§ EXERCISE PROMPT: Would you restate all the data that follows, word for word?

§ RAW DATA:
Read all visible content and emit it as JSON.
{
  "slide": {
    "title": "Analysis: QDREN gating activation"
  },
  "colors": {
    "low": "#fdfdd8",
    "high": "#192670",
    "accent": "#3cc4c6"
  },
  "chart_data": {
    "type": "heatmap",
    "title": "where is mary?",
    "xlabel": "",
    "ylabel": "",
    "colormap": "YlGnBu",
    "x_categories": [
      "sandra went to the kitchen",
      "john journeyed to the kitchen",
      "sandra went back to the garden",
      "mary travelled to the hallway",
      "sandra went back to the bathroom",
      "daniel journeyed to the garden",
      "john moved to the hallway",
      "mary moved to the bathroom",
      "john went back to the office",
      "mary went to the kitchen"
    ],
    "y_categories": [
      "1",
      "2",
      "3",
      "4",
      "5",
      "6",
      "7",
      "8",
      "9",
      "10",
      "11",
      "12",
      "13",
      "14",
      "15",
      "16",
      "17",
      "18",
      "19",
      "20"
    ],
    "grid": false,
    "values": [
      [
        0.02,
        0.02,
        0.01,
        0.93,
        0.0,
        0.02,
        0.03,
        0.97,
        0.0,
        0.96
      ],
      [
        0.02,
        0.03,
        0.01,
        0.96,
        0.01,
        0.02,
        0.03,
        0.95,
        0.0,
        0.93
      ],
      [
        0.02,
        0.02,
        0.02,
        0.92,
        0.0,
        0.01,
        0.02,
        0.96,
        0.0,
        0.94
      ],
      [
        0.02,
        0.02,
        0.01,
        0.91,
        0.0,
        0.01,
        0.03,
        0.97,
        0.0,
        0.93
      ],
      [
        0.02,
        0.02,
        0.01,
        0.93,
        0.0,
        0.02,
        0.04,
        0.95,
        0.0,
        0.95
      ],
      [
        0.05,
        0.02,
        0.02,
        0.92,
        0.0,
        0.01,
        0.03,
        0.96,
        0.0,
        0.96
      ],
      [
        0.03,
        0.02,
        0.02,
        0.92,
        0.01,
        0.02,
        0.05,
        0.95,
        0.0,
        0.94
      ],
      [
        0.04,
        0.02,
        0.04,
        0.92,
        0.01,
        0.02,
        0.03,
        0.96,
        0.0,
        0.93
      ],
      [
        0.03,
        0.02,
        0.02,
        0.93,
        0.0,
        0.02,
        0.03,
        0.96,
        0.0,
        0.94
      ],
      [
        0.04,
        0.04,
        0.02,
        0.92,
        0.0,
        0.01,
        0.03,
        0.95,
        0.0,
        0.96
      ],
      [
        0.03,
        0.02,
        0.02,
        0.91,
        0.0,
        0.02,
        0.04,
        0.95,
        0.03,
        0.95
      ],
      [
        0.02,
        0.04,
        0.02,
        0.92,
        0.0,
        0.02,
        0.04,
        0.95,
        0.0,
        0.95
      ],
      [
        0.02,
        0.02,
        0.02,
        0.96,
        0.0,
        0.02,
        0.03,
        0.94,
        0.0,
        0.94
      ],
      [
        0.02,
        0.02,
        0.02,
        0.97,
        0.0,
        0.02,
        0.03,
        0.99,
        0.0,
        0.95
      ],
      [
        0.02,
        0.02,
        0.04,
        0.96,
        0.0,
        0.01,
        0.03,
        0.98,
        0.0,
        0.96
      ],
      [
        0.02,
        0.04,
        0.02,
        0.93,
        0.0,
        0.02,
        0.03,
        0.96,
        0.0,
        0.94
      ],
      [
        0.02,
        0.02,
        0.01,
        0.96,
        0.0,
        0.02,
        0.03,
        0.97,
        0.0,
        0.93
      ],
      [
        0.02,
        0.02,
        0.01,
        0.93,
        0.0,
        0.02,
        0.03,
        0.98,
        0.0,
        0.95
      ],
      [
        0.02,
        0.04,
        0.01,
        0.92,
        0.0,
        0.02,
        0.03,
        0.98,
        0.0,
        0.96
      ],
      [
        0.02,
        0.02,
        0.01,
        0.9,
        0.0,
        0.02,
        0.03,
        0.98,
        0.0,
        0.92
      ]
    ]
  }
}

§ SOLUTION TO THIS PROBLEM:
Read all visible content and emit it as JSON.
{
  "slide": {
    "title": "Analysis: QDREN gating activation"
  },
  "colors": {
    "low": "#fdfdd8",
    "high": "#192670",
    "accent": "#3cc4c6"
  },
  "chart_data": {
    "type": "heatmap",
    "title": "where is mary?",
    "xlabel": "",
    "ylabel": "",
    "colormap": "YlGnBu",
    "x_categories": [
      "sandra went to the kitchen",
      "john journeyed to the kitchen",
      "sandra went back to the garden",
      "mary travelled to the hallway",
      "sandra went back to the bathroom",
      "daniel journeyed to the garden",
      "john moved to the hallway",
      "mary moved to the bathroom",
      "john went back to the office",
      "mary went to the kitchen"
    ],
    "y_categories": [
      "1",
      "2",
      "3",
      "4",
      "5",
      "6",
      "7",
      "8",
      "9",
      "10",
      "11",
      "12",
      "13",
      "14",
      "15",
      "16",
      "17",
      "18",
      "19",
      "20"
    ],
    "grid": false,
    "values": [
      [
        0.02,
        0.02,
        0.01,
        0.93,
        0.0,
        0.02,
        0.03,
        0.97,
        0.0,
        0.96
      ],
      [
        0.02,
        0.03,
        0.01,
        0.96,
        0.01,
        0.02,
        0.03,
        0.95,
        0.0,
        0.93
      ],
      [
        0.02,
        0.02,
        0.02,
        0.92,
        0.0,
        0.01,
        0.02,
        0.96,
        0.0,
        0.94
      ],
      [
        0.02,
        0.02,
        0.01,
        0.91,
        0.0,
        0.01,
        0.03,
        0.97,
        0.0,
        0.93
      ],
      [
        0.02,
        0.02,
        0.01,
        0.93,
        0.0,
        0.02,
        0.04,
        0.95,
        0.0,
        0.95
      ],
      [
        0.05,
        0.02,
        0.02,
        0.92,
        0.0,
        0.01,
        0.03,
        0.96,
        0.0,
        0.96
      ],
      [
        0.03,
        0.02,
        0.02,
        0.92,
        0.01,
        0.02,
        0.05,
        0.95,
        0.0,
        0.94
      ],
      [
        0.04,
        0.02,
        0.04,
        0.92,
        0.01,
        0.02,
        0.03,
        0.96,
        0.0,
        0.93
      ],
      [
        0.03,
        0.02,
        0.02,
        0.93,
        0.0,
        0.02,
        0.03,
        0.96,
        0.0,
        0.94
      ],
      [
        0.04,
        0.04,
        0.02,
        0.92,
        0.0,
        0.01,
        0.03,
        0.95,
        0.0,
        0.96
      ],
      [
        0.03,
        0.02,
        0.02,
        0.91,
        0.0,
        0.02,
        0.04,
        0.95,
        0.03,
        0.95
      ],
      [
        0.02,
        0.04,
        0.02,
        0.92,
        0.0,
        0.02,
        0.04,
        0.95,
        0.0,
        0.95
      ],
      [
        0.02,
        0.02,
        0.02,
        0.96,
        0.0,
        0.02,
        0.03,
        0.94,
        0.0,
        0.94
      ],
      [
        0.02,
        0.02,
        0.02,
        0.97,
        0.0,
        0.02,
        0.03,
        0.99,
        0.0,
        0.95
      ],
      [
        0.02,
        0.02,
        0.04,
        0.96,
        0.0,
        0.01,
        0.03,
        0.98,
        0.0,
        0.96
      ],
      [
        0.02,
        0.04,
        0.02,
        0.93,
        0.0,
        0.02,
        0.03,
        0.96,
        0.0,
        0.94
      ],
      [
        0.02,
        0.02,
        0.01,
        0.96,
        0.0,
        0.02,
        0.03,
        0.97,
        0.0,
        0.93
      ],
      [
        0.02,
        0.02,
        0.01,
        0.93,
        0.0,
        0.02,
        0.03,
        0.98,
        0.0,
        0.95
      ],
      [
        0.02,
        0.04,
        0.01,
        0.92,
        0.0,
        0.02,
        0.03,
        0.98,
        0.0,
        0.96
      ],
      [
        0.02,
        0.02,
        0.01,
        0.9,
        0.0,
        0.02,
        0.03,
        0.98,
        0.0,
        0.92
      ]
    ]
  }
}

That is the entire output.